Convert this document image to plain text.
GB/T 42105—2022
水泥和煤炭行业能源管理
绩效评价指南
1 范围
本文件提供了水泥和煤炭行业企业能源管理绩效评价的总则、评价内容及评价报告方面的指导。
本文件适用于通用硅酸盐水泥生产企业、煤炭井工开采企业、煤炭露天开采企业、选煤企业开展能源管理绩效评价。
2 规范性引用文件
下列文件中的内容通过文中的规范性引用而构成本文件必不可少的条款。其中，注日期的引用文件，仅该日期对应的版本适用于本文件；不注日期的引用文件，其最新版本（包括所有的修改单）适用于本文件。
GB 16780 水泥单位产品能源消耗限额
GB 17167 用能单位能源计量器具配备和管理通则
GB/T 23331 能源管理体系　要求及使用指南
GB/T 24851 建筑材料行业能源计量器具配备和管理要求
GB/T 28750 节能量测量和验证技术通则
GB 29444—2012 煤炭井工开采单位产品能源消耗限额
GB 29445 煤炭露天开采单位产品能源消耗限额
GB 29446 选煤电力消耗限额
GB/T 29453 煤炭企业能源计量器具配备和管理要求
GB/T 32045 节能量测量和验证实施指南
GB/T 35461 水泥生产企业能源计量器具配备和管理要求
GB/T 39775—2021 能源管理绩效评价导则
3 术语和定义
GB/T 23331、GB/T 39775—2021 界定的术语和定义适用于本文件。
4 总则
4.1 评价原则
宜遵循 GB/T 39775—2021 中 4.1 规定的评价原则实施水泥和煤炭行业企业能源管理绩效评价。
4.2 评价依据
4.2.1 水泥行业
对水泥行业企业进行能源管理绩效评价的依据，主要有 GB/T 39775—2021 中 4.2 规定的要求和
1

----------------

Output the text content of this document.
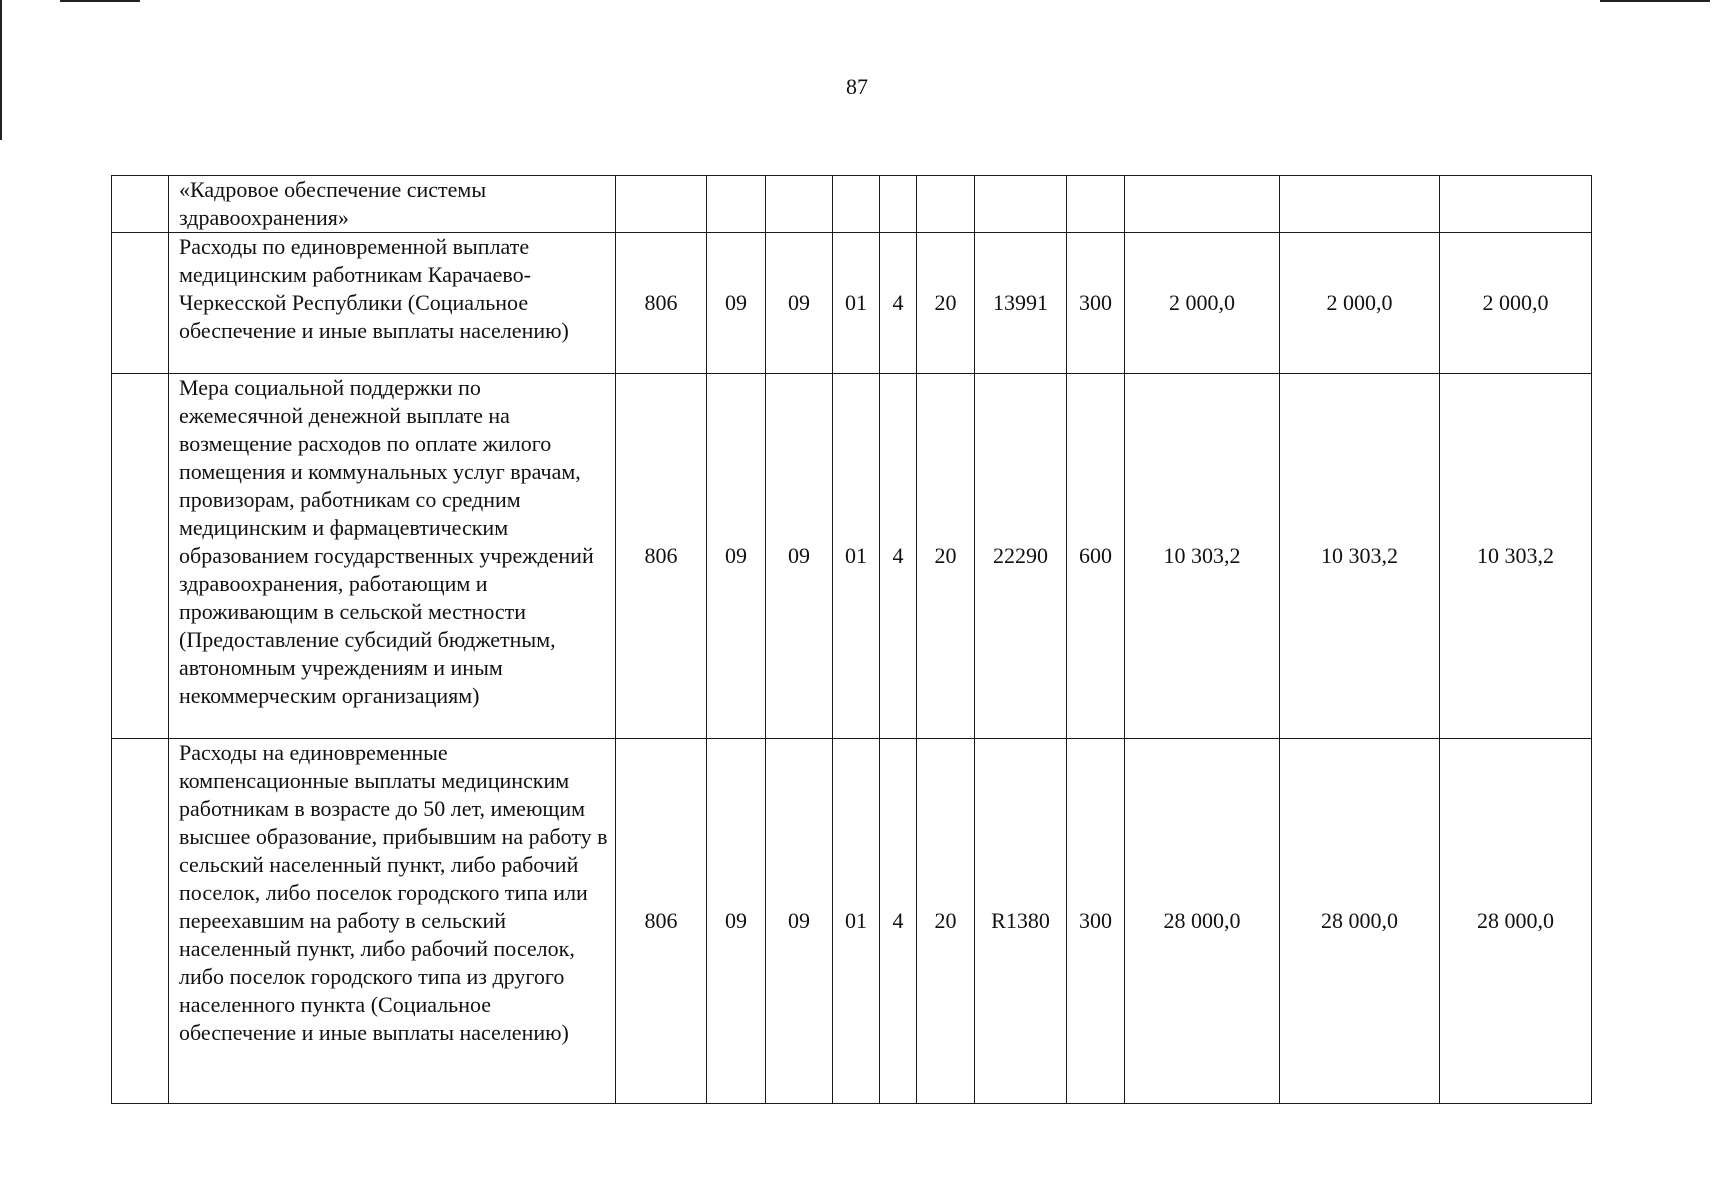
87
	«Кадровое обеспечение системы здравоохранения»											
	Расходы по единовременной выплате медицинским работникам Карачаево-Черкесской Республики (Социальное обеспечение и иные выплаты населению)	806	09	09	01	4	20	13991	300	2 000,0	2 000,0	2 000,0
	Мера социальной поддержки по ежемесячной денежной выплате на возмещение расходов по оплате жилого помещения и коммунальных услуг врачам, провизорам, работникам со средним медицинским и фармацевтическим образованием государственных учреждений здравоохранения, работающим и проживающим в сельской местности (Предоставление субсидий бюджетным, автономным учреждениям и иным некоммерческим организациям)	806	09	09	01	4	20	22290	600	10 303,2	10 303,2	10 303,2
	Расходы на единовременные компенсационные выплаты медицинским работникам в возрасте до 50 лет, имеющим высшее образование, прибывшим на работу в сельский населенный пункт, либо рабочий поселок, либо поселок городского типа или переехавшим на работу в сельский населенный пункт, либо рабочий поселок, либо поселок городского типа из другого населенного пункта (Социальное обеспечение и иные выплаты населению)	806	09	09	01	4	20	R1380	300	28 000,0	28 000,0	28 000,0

----------------

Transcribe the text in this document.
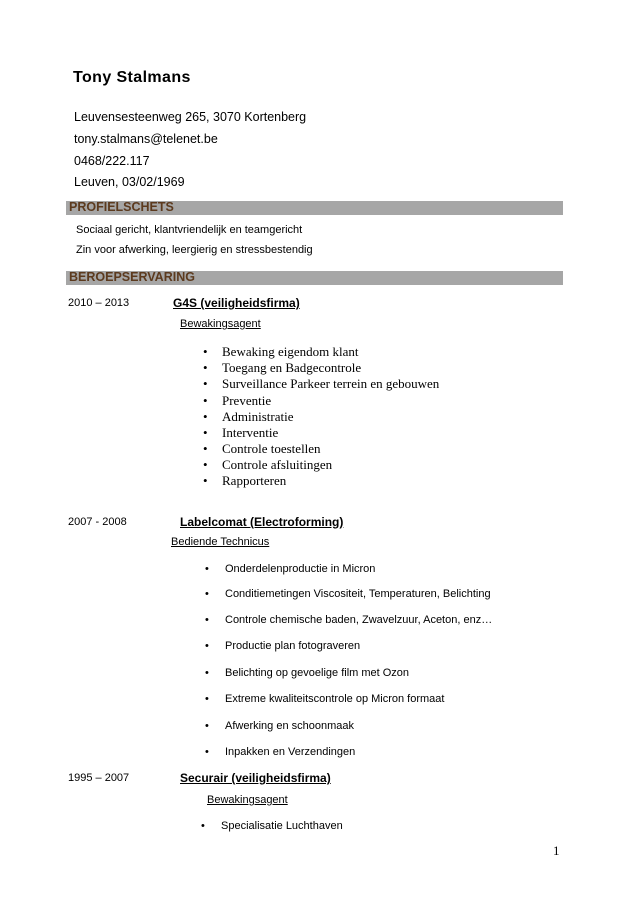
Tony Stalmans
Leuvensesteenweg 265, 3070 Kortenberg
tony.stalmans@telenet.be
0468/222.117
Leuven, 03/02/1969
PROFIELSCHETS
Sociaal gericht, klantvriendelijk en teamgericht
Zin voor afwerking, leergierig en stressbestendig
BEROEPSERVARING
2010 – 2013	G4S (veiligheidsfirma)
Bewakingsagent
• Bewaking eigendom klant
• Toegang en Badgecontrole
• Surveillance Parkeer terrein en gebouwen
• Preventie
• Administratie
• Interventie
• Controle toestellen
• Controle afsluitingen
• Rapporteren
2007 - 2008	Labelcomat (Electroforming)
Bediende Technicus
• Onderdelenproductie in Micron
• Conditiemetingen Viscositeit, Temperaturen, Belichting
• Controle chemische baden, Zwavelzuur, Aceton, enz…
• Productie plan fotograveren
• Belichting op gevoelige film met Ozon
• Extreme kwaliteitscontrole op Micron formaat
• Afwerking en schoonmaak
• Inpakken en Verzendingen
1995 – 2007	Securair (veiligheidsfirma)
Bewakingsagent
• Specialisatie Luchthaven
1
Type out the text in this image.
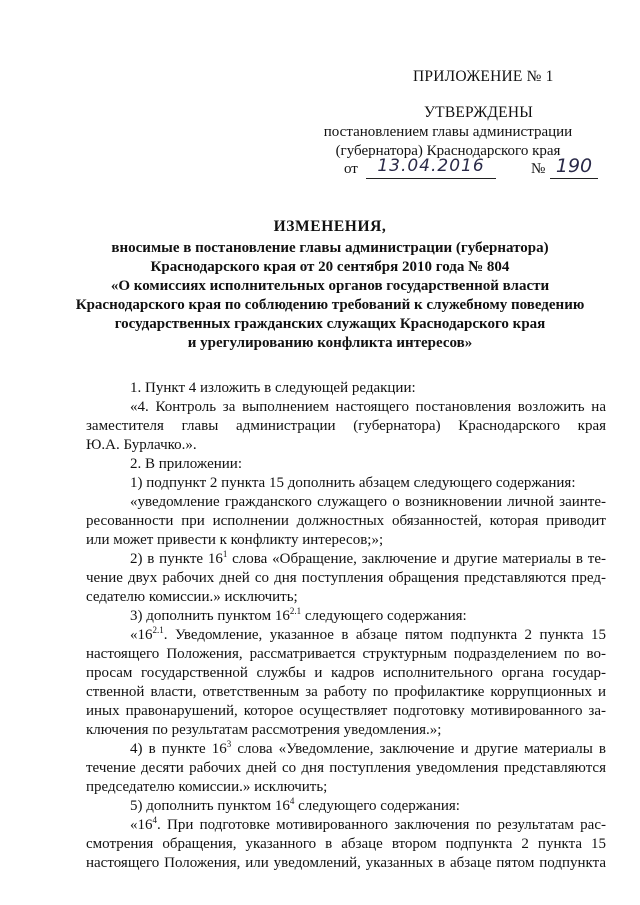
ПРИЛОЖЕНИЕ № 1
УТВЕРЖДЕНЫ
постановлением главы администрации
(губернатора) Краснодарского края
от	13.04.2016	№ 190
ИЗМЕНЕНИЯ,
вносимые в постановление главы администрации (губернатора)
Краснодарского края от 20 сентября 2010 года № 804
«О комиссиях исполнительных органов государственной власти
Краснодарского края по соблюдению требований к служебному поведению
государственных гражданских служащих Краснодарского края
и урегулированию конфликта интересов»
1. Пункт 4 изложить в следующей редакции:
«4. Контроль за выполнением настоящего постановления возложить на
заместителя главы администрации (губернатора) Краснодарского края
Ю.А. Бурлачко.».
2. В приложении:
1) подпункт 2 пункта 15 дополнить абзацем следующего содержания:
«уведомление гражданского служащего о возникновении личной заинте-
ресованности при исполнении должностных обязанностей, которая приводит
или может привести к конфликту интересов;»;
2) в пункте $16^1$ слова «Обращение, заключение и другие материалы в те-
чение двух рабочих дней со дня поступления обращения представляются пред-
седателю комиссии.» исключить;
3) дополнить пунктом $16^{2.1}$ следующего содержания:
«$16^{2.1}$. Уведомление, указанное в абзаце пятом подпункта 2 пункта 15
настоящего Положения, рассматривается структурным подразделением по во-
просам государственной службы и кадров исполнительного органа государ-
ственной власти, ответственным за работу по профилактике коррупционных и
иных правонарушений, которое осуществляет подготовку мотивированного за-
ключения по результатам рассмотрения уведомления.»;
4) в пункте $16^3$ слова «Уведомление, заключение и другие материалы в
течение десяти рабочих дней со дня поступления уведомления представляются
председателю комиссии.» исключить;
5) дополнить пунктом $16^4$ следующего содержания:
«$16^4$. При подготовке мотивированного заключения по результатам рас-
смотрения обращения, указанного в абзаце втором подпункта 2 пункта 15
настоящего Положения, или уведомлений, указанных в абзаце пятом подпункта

----------------

Go through the listing above and return every line where the word "text" occurs.

◆ TASK SOLUTION:
Convert this document image to plain text.
Output the text content of this document.
Transcribe the text in this document.
Type out the text in this image.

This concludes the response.